Task details:
Images are not part of the copy; transcribe all the data exactly.

Exercise inputs:
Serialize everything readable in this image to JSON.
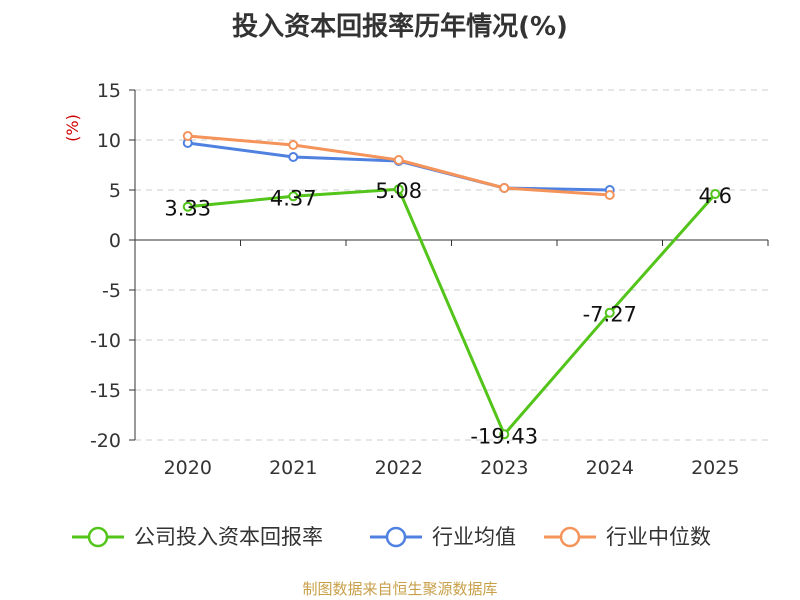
{
  "chart_data": {
    "type": "line",
    "title": "投入资本回报率历年情况(%)",
    "ylabel": "(%)",
    "xlabel": "",
    "categories": [
      "2020",
      "2021",
      "2022",
      "2023",
      "2024",
      "2025"
    ],
    "ylim": [
      -20,
      15
    ],
    "yticks": [
      15,
      10,
      5,
      0,
      -5,
      -10,
      -15,
      -20
    ],
    "grid": true,
    "legend_position": "bottom",
    "series": [
      {
        "name": "公司投入资本回报率",
        "color": "#52c41a",
        "values": [
          3.33,
          4.37,
          5.08,
          -19.43,
          -7.27,
          4.6
        ],
        "labels": [
          "3.33",
          "4.37",
          "5.08",
          "-19.43",
          "-7.27",
          "4.6"
        ]
      },
      {
        "name": "行业均值",
        "color": "#4f81e0",
        "values": [
          9.7,
          8.3,
          7.9,
          5.2,
          5.0,
          null
        ]
      },
      {
        "name": "行业中位数",
        "color": "#f4935a",
        "values": [
          10.4,
          9.5,
          8.0,
          5.2,
          4.5,
          null
        ]
      }
    ]
  },
  "source": "制图数据来自恒生聚源数据库"
}
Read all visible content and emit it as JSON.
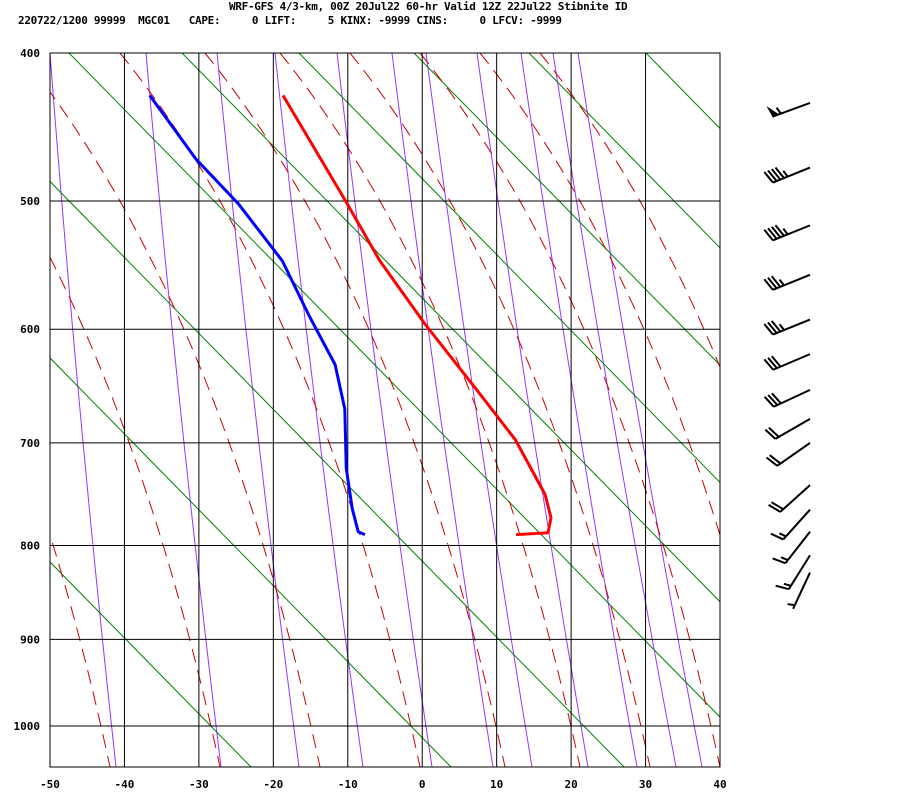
{
  "header": {
    "title": "WRF-GFS 4/3-km, 00Z 20Jul22 60-hr Valid 12Z 22Jul22 Stibnite ID",
    "info": "220722/1200 99999  MGC01   CAPE:     0 LIFT:     5 KINX: -9999 CINS:     0 LFCV: -9999"
  },
  "chart_data": {
    "type": "line",
    "xlim": [
      -50,
      40
    ],
    "ylim": [
      400,
      1050
    ],
    "y_scale": "pressure (inverted)",
    "x_ticks": [
      "-50",
      "-40",
      "-30",
      "-20",
      "-10",
      "0",
      "10",
      "20",
      "30",
      "40"
    ],
    "y_ticks": [
      "400",
      "500",
      "600",
      "700",
      "800",
      "900",
      "1000"
    ],
    "grid": true,
    "series": [
      {
        "color": "#ff0000",
        "points": [
          [
            427,
            -18.7
          ],
          [
            499,
            -10.4
          ],
          [
            545,
            -5.7
          ],
          [
            596,
            0.4
          ],
          [
            656,
            7.8
          ],
          [
            697,
            12.5
          ],
          [
            749,
            16.5
          ],
          [
            772,
            17.3
          ],
          [
            787,
            16.9
          ],
          [
            789,
            12.6
          ]
        ]
      },
      {
        "color": "#0000ff",
        "points": [
          [
            427,
            -36.6
          ],
          [
            470,
            -30.4
          ],
          [
            502,
            -24.7
          ],
          [
            545,
            -18.8
          ],
          [
            590,
            -15.1
          ],
          [
            630,
            -11.7
          ],
          [
            669,
            -10.4
          ],
          [
            724,
            -10.2
          ],
          [
            763,
            -9.4
          ],
          [
            786,
            -8.6
          ],
          [
            789,
            -7.7
          ]
        ]
      }
    ],
    "wind_barbs": [
      {
        "p": 432,
        "dir": 250,
        "kt": 55
      },
      {
        "p": 476,
        "dir": 248,
        "kt": 45
      },
      {
        "p": 518,
        "dir": 248,
        "kt": 45
      },
      {
        "p": 556,
        "dir": 248,
        "kt": 35
      },
      {
        "p": 592,
        "dir": 248,
        "kt": 35
      },
      {
        "p": 621,
        "dir": 247,
        "kt": 30
      },
      {
        "p": 652,
        "dir": 245,
        "kt": 30
      },
      {
        "p": 678,
        "dir": 240,
        "kt": 20
      },
      {
        "p": 700,
        "dir": 235,
        "kt": 20
      },
      {
        "p": 740,
        "dir": 228,
        "kt": 20
      },
      {
        "p": 764,
        "dir": 222,
        "kt": 15
      },
      {
        "p": 786,
        "dir": 218,
        "kt": 15
      },
      {
        "p": 810,
        "dir": 212,
        "kt": 15
      },
      {
        "p": 828,
        "dir": 205,
        "kt": 5
      }
    ],
    "colors": {
      "isotherm_grid": "#000000",
      "dry_adiabat": "#008000",
      "moist_adiabat": "#cc0000",
      "mixing_ratio": "#9933ff"
    }
  }
}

Reply:
Serialize everything readable in this image to JSON.
{
  "chart_data": {
    "type": "line",
    "title": "投入资本回报率历年情况(%)",
    "ylabel": "(%)",
    "xlabel": "",
    "categories": [
      "2020",
      "2021",
      "2022",
      "2023",
      "2024",
      "2025"
    ],
    "ylim": [
      -20,
      15
    ],
    "yticks": [
      15,
      10,
      5,
      0,
      -5,
      -10,
      -15,
      -20
    ],
    "grid": true,
    "legend_position": "bottom",
    "series": [
      {
        "name": "公司投入资本回报率",
        "color": "#52c41a",
        "values": [
          3.33,
          4.37,
          5.08,
          -19.43,
          -7.27,
          4.6
        ],
        "labels": [
          "3.33",
          "4.37",
          "5.08",
          "-19.43",
          "-7.27",
          "4.6"
        ]
      },
      {
        "name": "行业均值",
        "color": "#4f81e0",
        "values": [
          9.7,
          8.3,
          7.9,
          5.2,
          5.0,
          null
        ]
      },
      {
        "name": "行业中位数",
        "color": "#f4935a",
        "values": [
          10.4,
          9.5,
          8.0,
          5.2,
          4.5,
          null
        ]
      }
    ]
  },
  "source": "制图数据来自恒生聚源数据库"
}
Read all visible content and emit it as JSON.
{
  "header": {
    "title": "WRF-GFS 4/3-km, 00Z 20Jul22 60-hr Valid 12Z 22Jul22 Stibnite ID",
    "info": "220722/1200 99999  MGC01   CAPE:     0 LIFT:     5 KINX: -9999 CINS:     0 LFCV: -9999"
  },
  "chart_data": {
    "type": "line",
    "xlim": [
      -50,
      40
    ],
    "ylim": [
      400,
      1050
    ],
    "y_scale": "pressure (inverted)",
    "x_ticks": [
      "-50",
      "-40",
      "-30",
      "-20",
      "-10",
      "0",
      "10",
      "20",
      "30",
      "40"
    ],
    "y_ticks": [
      "400",
      "500",
      "600",
      "700",
      "800",
      "900",
      "1000"
    ],
    "grid": true,
    "series": [
      {
        "color": "#ff0000",
        "points": [
          [
            427,
            -18.7
          ],
          [
            499,
            -10.4
          ],
          [
            545,
            -5.7
          ],
          [
            596,
            0.4
          ],
          [
            656,
            7.8
          ],
          [
            697,
            12.5
          ],
          [
            749,
            16.5
          ],
          [
            772,
            17.3
          ],
          [
            787,
            16.9
          ],
          [
            789,
            12.6
          ]
        ]
      },
      {
        "color": "#0000ff",
        "points": [
          [
            427,
            -36.6
          ],
          [
            470,
            -30.4
          ],
          [
            502,
            -24.7
          ],
          [
            545,
            -18.8
          ],
          [
            590,
            -15.1
          ],
          [
            630,
            -11.7
          ],
          [
            669,
            -10.4
          ],
          [
            724,
            -10.2
          ],
          [
            763,
            -9.4
          ],
          [
            786,
            -8.6
          ],
          [
            789,
            -7.7
          ]
        ]
      }
    ],
    "wind_barbs": [
      {
        "p": 432,
        "dir": 250,
        "kt": 55
      },
      {
        "p": 476,
        "dir": 248,
        "kt": 45
      },
      {
        "p": 518,
        "dir": 248,
        "kt": 45
      },
      {
        "p": 556,
        "dir": 248,
        "kt": 35
      },
      {
        "p": 592,
        "dir": 248,
        "kt": 35
      },
      {
        "p": 621,
        "dir": 247,
        "kt": 30
      },
      {
        "p": 652,
        "dir": 245,
        "kt": 30
      },
      {
        "p": 678,
        "dir": 240,
        "kt": 20
      },
      {
        "p": 700,
        "dir": 235,
        "kt": 20
      },
      {
        "p": 740,
        "dir": 228,
        "kt": 20
      },
      {
        "p": 764,
        "dir": 222,
        "kt": 15
      },
      {
        "p": 786,
        "dir": 218,
        "kt": 15
      },
      {
        "p": 810,
        "dir": 212,
        "kt": 15
      },
      {
        "p": 828,
        "dir": 205,
        "kt": 5
      }
    ],
    "colors": {
      "isotherm_grid": "#000000",
      "dry_adiabat": "#008000",
      "moist_adiabat": "#cc0000",
      "mixing_ratio": "#9933ff"
    }
  }
}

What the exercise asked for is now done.